Goal: Omit every picture and return the rest of the data unaltered.

Listed entries:
start

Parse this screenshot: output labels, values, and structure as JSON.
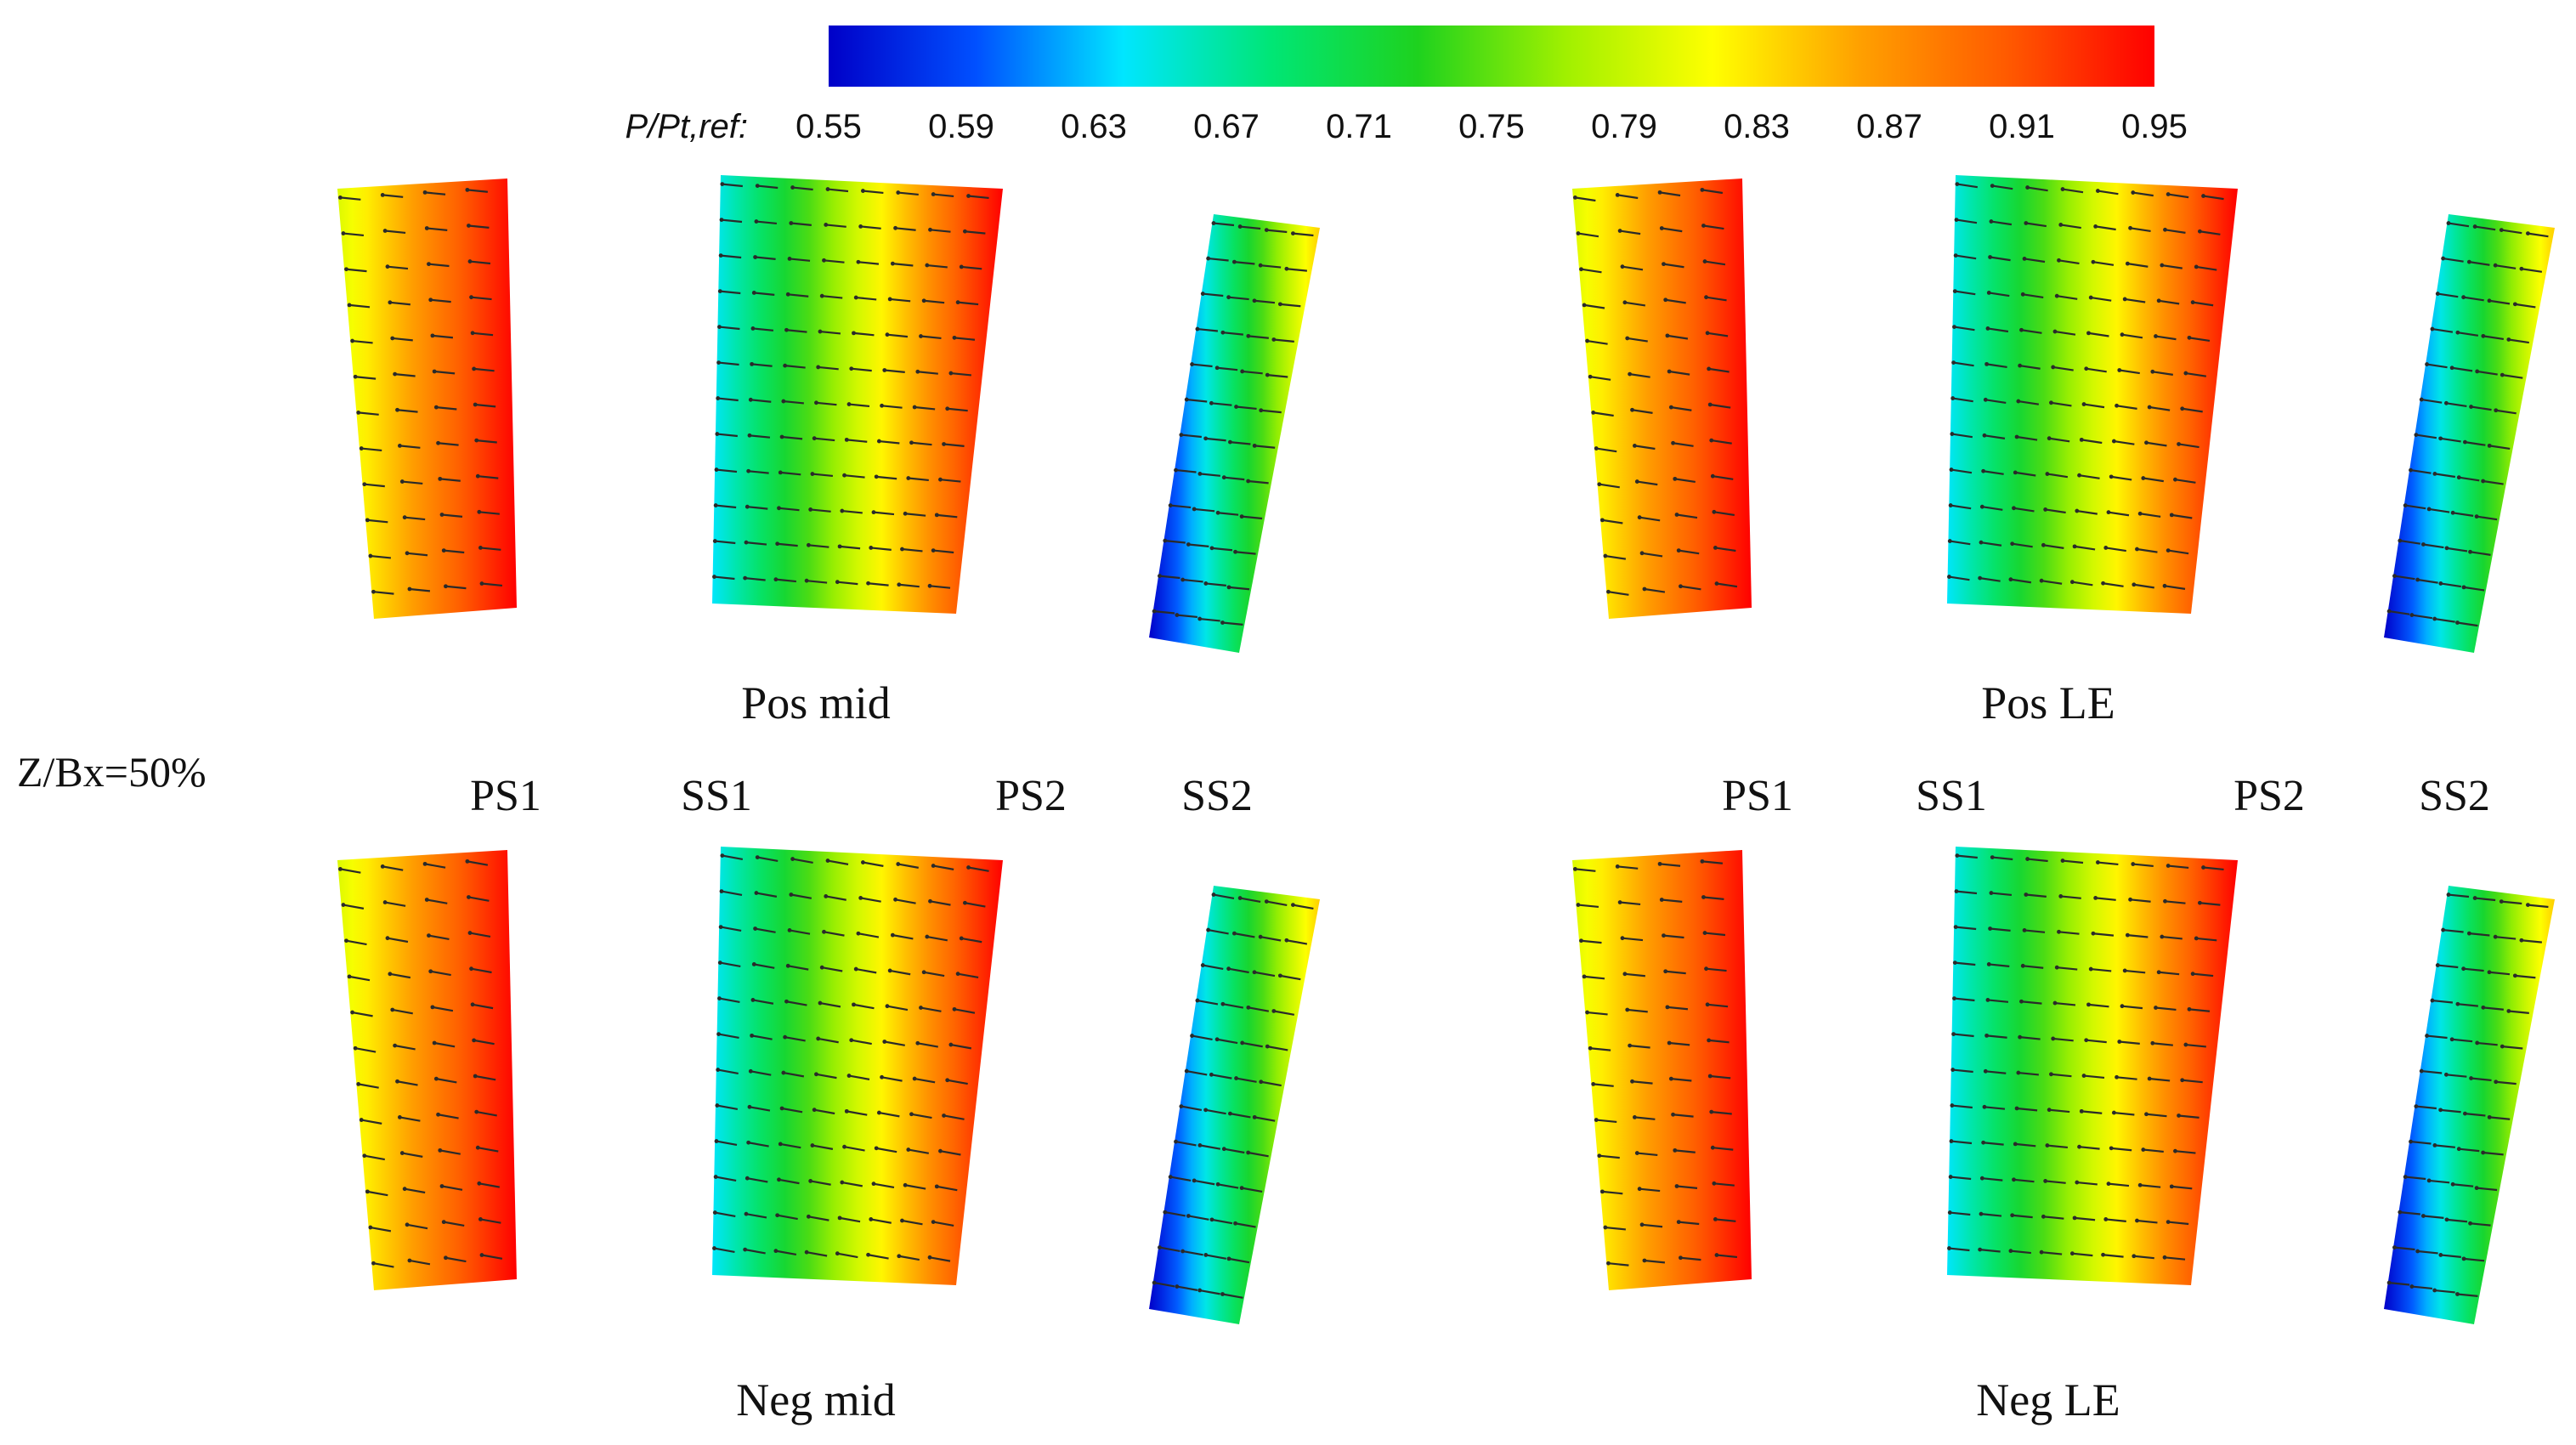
{
  "colorbar": {
    "title": "P/Pt,ref:",
    "ticks": [
      "0.55",
      "0.59",
      "0.63",
      "0.67",
      "0.71",
      "0.75",
      "0.79",
      "0.83",
      "0.87",
      "0.91",
      "0.95"
    ],
    "range": [
      0.55,
      0.95
    ],
    "colormap": [
      "#0000c8",
      "#0050ff",
      "#00e6ff",
      "#00e676",
      "#1ed21e",
      "#a0f000",
      "#ffff00",
      "#ffa000",
      "#ff5a00",
      "#ff0000"
    ]
  },
  "side_label": "Z/Bx=50%",
  "panels": [
    {
      "name": "pos-mid",
      "label": "Pos mid",
      "vector_slope": 0.1
    },
    {
      "name": "pos-le",
      "label": "Pos LE",
      "vector_slope": 0.15
    },
    {
      "name": "neg-mid",
      "label": "Neg mid",
      "vector_slope": 0.18
    },
    {
      "name": "neg-le",
      "label": "Neg LE",
      "vector_slope": 0.1
    }
  ],
  "passage_labels": {
    "left": [
      "PS1",
      "SS1",
      "PS2",
      "SS2"
    ],
    "right": [
      "PS1",
      "SS1",
      "PS2",
      "SS2"
    ]
  },
  "surfaces": [
    {
      "name": "ps1",
      "value_range": [
        0.8,
        0.95
      ]
    },
    {
      "name": "ss1-ps2",
      "value_range": [
        0.64,
        0.95
      ]
    },
    {
      "name": "ss2",
      "value_range": [
        0.55,
        0.84
      ]
    }
  ]
}
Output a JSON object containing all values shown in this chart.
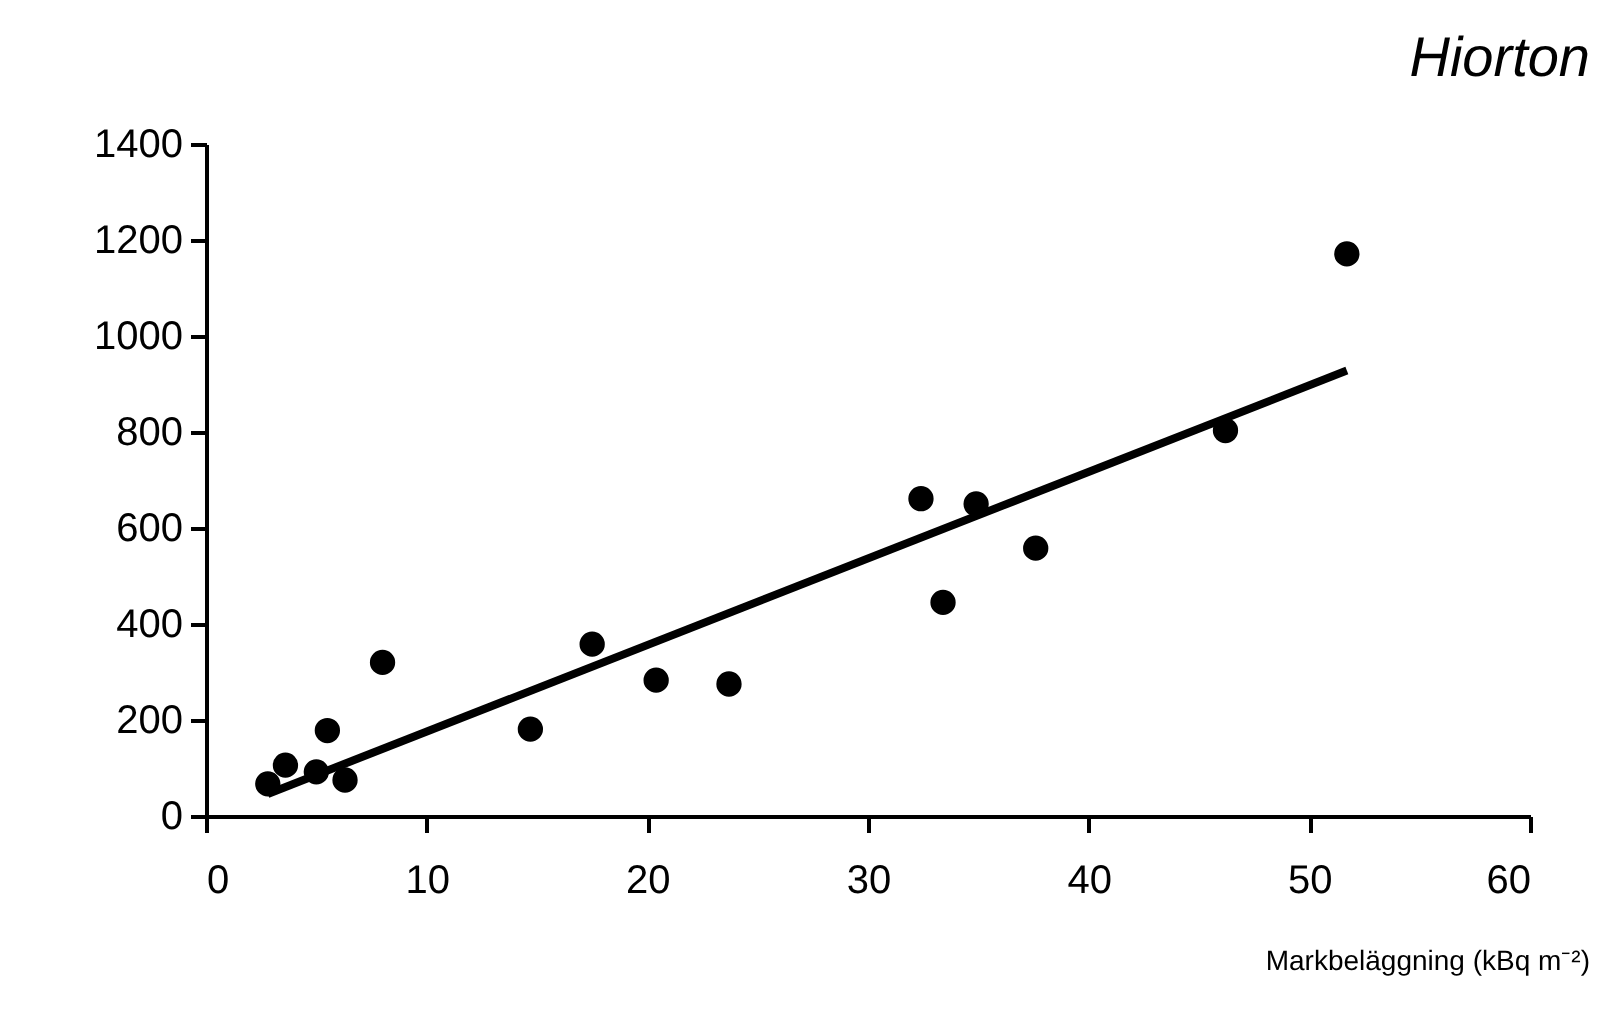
{
  "chart_data": {
    "type": "scatter",
    "title": "Hiorton",
    "xlabel": "Markbeläggning (kBq m⁻²)",
    "xlim": [
      0,
      60
    ],
    "xticks": [
      0,
      10,
      20,
      30,
      40,
      50,
      60
    ],
    "ylim": [
      0,
      1400
    ],
    "yticks": [
      0,
      200,
      400,
      600,
      800,
      1000,
      1200,
      1400
    ],
    "grid": false,
    "series": [
      {
        "color": "#000000",
        "marker": "circle",
        "x": [
          2.8,
          3.6,
          5.0,
          5.5,
          6.3,
          8.0,
          14.7,
          17.5,
          20.4,
          23.7,
          32.4,
          33.4,
          34.9,
          37.6,
          46.2,
          51.7
        ],
        "values": [
          67,
          106,
          92,
          178,
          75,
          320,
          181,
          358,
          283,
          275,
          661,
          445,
          650,
          558,
          803,
          1171
        ]
      },
      {
        "type": "line",
        "color": "#000000",
        "line_style": "solid",
        "x": [
          2.8,
          51.7
        ],
        "values": [
          46,
          928
        ]
      }
    ]
  }
}
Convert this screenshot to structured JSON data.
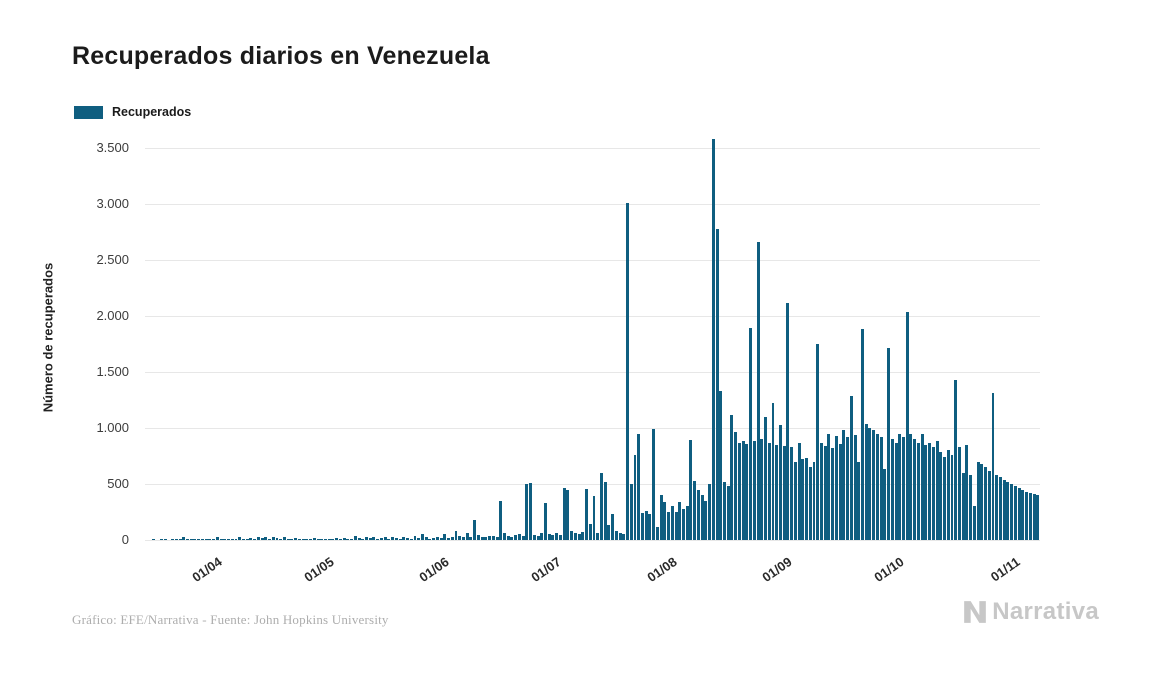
{
  "title": "Recuperados diarios en Venezuela",
  "legend": {
    "label": "Recuperados",
    "color": "#0f5e80"
  },
  "footer": {
    "credit": "Gráfico: EFE/Narrativa - Fuente: John Hopkins University",
    "brand": "Narrativa"
  },
  "chart_data": {
    "type": "bar",
    "title": "Recuperados diarios en Venezuela",
    "ylabel": "Número de recuperados",
    "xlabel": "",
    "ylim": [
      0,
      3500
    ],
    "grid": "horizontal",
    "legend_position": "top-left",
    "bar_color": "#0f5e80",
    "start_date": "2020-03-13",
    "x_tick_labels": [
      "01/04",
      "01/05",
      "01/06",
      "01/07",
      "01/08",
      "01/09",
      "01/10",
      "01/11"
    ],
    "x_tick_indices": [
      19,
      49,
      80,
      110,
      141,
      172,
      202,
      233
    ],
    "y_ticks": [
      0,
      500,
      1000,
      1500,
      2000,
      2500,
      3000,
      3500
    ],
    "y_tick_labels": [
      "0",
      "500",
      "1.000",
      "1.500",
      "2.000",
      "2.500",
      "3.000",
      "3.500"
    ],
    "values": [
      0,
      0,
      2,
      0,
      1,
      4,
      0,
      2,
      5,
      8,
      30,
      3,
      12,
      4,
      8,
      2,
      5,
      1,
      3,
      28,
      5,
      10,
      3,
      1,
      12,
      25,
      6,
      4,
      20,
      8,
      25,
      15,
      25,
      8,
      25,
      20,
      5,
      25,
      10,
      7,
      18,
      5,
      3,
      10,
      6,
      15,
      7,
      12,
      8,
      10,
      5,
      15,
      8,
      20,
      12,
      6,
      40,
      18,
      10,
      25,
      15,
      30,
      10,
      22,
      25,
      8,
      30,
      20,
      12,
      28,
      15,
      10,
      35,
      20,
      50,
      28,
      12,
      18,
      25,
      15,
      55,
      20,
      30,
      80,
      40,
      25,
      60,
      30,
      180,
      45,
      30,
      25,
      40,
      35,
      30,
      350,
      60,
      40,
      30,
      45,
      50,
      35,
      500,
      505,
      45,
      40,
      60,
      330,
      50,
      45,
      60,
      45,
      460,
      450,
      80,
      60,
      50,
      70,
      455,
      140,
      390,
      60,
      600,
      520,
      130,
      230,
      80,
      60,
      50,
      3010,
      500,
      760,
      950,
      240,
      260,
      230,
      990,
      120,
      400,
      340,
      250,
      300,
      250,
      340,
      280,
      300,
      890,
      530,
      450,
      400,
      350,
      500,
      3580,
      2780,
      1330,
      520,
      480,
      1120,
      960,
      870,
      880,
      860,
      1890,
      880,
      2660,
      900,
      1100,
      870,
      1220,
      850,
      1030,
      840,
      2120,
      830,
      700,
      870,
      720,
      730,
      650,
      700,
      1750,
      870,
      840,
      950,
      820,
      930,
      860,
      980,
      920,
      1290,
      940,
      700,
      1880,
      1040,
      1000,
      980,
      950,
      920,
      630,
      1710,
      900,
      870,
      950,
      920,
      2040,
      950,
      900,
      870,
      950,
      850,
      870,
      830,
      880,
      790,
      740,
      800,
      760,
      1430,
      830,
      600,
      850,
      580,
      300,
      700,
      680,
      650,
      620,
      1310,
      580,
      560,
      540,
      520,
      500,
      480,
      460,
      450,
      430,
      420,
      410,
      400
    ]
  }
}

end

Reply to the task:
Parse this screenshot: output labels, values, and structure as JSON.
{
  "colorbar": {
    "title": "P/Pt,ref:",
    "ticks": [
      "0.55",
      "0.59",
      "0.63",
      "0.67",
      "0.71",
      "0.75",
      "0.79",
      "0.83",
      "0.87",
      "0.91",
      "0.95"
    ],
    "range": [
      0.55,
      0.95
    ],
    "colormap": [
      "#0000c8",
      "#0050ff",
      "#00e6ff",
      "#00e676",
      "#1ed21e",
      "#a0f000",
      "#ffff00",
      "#ffa000",
      "#ff5a00",
      "#ff0000"
    ]
  },
  "side_label": "Z/Bx=50%",
  "panels": [
    {
      "name": "pos-mid",
      "label": "Pos mid",
      "vector_slope": 0.1
    },
    {
      "name": "pos-le",
      "label": "Pos LE",
      "vector_slope": 0.15
    },
    {
      "name": "neg-mid",
      "label": "Neg mid",
      "vector_slope": 0.18
    },
    {
      "name": "neg-le",
      "label": "Neg LE",
      "vector_slope": 0.1
    }
  ],
  "passage_labels": {
    "left": [
      "PS1",
      "SS1",
      "PS2",
      "SS2"
    ],
    "right": [
      "PS1",
      "SS1",
      "PS2",
      "SS2"
    ]
  },
  "surfaces": [
    {
      "name": "ps1",
      "value_range": [
        0.8,
        0.95
      ]
    },
    {
      "name": "ss1-ps2",
      "value_range": [
        0.64,
        0.95
      ]
    },
    {
      "name": "ss2",
      "value_range": [
        0.55,
        0.84
      ]
    }
  ]
}
Output a JSON object containing all values shown in this chart.
{
  "chart_data": {
    "type": "scatter",
    "title": "Hiorton",
    "xlabel": "Markbeläggning (kBq m⁻²)",
    "xlim": [
      0,
      60
    ],
    "xticks": [
      0,
      10,
      20,
      30,
      40,
      50,
      60
    ],
    "ylim": [
      0,
      1400
    ],
    "yticks": [
      0,
      200,
      400,
      600,
      800,
      1000,
      1200,
      1400
    ],
    "grid": false,
    "series": [
      {
        "color": "#000000",
        "marker": "circle",
        "x": [
          2.8,
          3.6,
          5.0,
          5.5,
          6.3,
          8.0,
          14.7,
          17.5,
          20.4,
          23.7,
          32.4,
          33.4,
          34.9,
          37.6,
          46.2,
          51.7
        ],
        "values": [
          67,
          106,
          92,
          178,
          75,
          320,
          181,
          358,
          283,
          275,
          661,
          445,
          650,
          558,
          803,
          1171
        ]
      },
      {
        "type": "line",
        "color": "#000000",
        "line_style": "solid",
        "x": [
          2.8,
          51.7
        ],
        "values": [
          46,
          928
        ]
      }
    ]
  }
}
Convert this screenshot to structured JSON data.
{
  "title": "Recuperados diarios en Venezuela",
  "legend": {
    "label": "Recuperados",
    "color": "#0f5e80"
  },
  "footer": {
    "credit": "Gráfico: EFE/Narrativa - Fuente: John Hopkins University",
    "brand": "Narrativa"
  },
  "chart_data": {
    "type": "bar",
    "title": "Recuperados diarios en Venezuela",
    "ylabel": "Número de recuperados",
    "xlabel": "",
    "ylim": [
      0,
      3500
    ],
    "grid": "horizontal",
    "legend_position": "top-left",
    "bar_color": "#0f5e80",
    "start_date": "2020-03-13",
    "x_tick_labels": [
      "01/04",
      "01/05",
      "01/06",
      "01/07",
      "01/08",
      "01/09",
      "01/10",
      "01/11"
    ],
    "x_tick_indices": [
      19,
      49,
      80,
      110,
      141,
      172,
      202,
      233
    ],
    "y_ticks": [
      0,
      500,
      1000,
      1500,
      2000,
      2500,
      3000,
      3500
    ],
    "y_tick_labels": [
      "0",
      "500",
      "1.000",
      "1.500",
      "2.000",
      "2.500",
      "3.000",
      "3.500"
    ],
    "values": [
      0,
      0,
      2,
      0,
      1,
      4,
      0,
      2,
      5,
      8,
      30,
      3,
      12,
      4,
      8,
      2,
      5,
      1,
      3,
      28,
      5,
      10,
      3,
      1,
      12,
      25,
      6,
      4,
      20,
      8,
      25,
      15,
      25,
      8,
      25,
      20,
      5,
      25,
      10,
      7,
      18,
      5,
      3,
      10,
      6,
      15,
      7,
      12,
      8,
      10,
      5,
      15,
      8,
      20,
      12,
      6,
      40,
      18,
      10,
      25,
      15,
      30,
      10,
      22,
      25,
      8,
      30,
      20,
      12,
      28,
      15,
      10,
      35,
      20,
      50,
      28,
      12,
      18,
      25,
      15,
      55,
      20,
      30,
      80,
      40,
      25,
      60,
      30,
      180,
      45,
      30,
      25,
      40,
      35,
      30,
      350,
      60,
      40,
      30,
      45,
      50,
      35,
      500,
      505,
      45,
      40,
      60,
      330,
      50,
      45,
      60,
      45,
      460,
      450,
      80,
      60,
      50,
      70,
      455,
      140,
      390,
      60,
      600,
      520,
      130,
      230,
      80,
      60,
      50,
      3010,
      500,
      760,
      950,
      240,
      260,
      230,
      990,
      120,
      400,
      340,
      250,
      300,
      250,
      340,
      280,
      300,
      890,
      530,
      450,
      400,
      350,
      500,
      3580,
      2780,
      1330,
      520,
      480,
      1120,
      960,
      870,
      880,
      860,
      1890,
      880,
      2660,
      900,
      1100,
      870,
      1220,
      850,
      1030,
      840,
      2120,
      830,
      700,
      870,
      720,
      730,
      650,
      700,
      1750,
      870,
      840,
      950,
      820,
      930,
      860,
      980,
      920,
      1290,
      940,
      700,
      1880,
      1040,
      1000,
      980,
      950,
      920,
      630,
      1710,
      900,
      870,
      950,
      920,
      2040,
      950,
      900,
      870,
      950,
      850,
      870,
      830,
      880,
      790,
      740,
      800,
      760,
      1430,
      830,
      600,
      850,
      580,
      300,
      700,
      680,
      650,
      620,
      1310,
      580,
      560,
      540,
      520,
      500,
      480,
      460,
      450,
      430,
      420,
      410,
      400
    ]
  }
}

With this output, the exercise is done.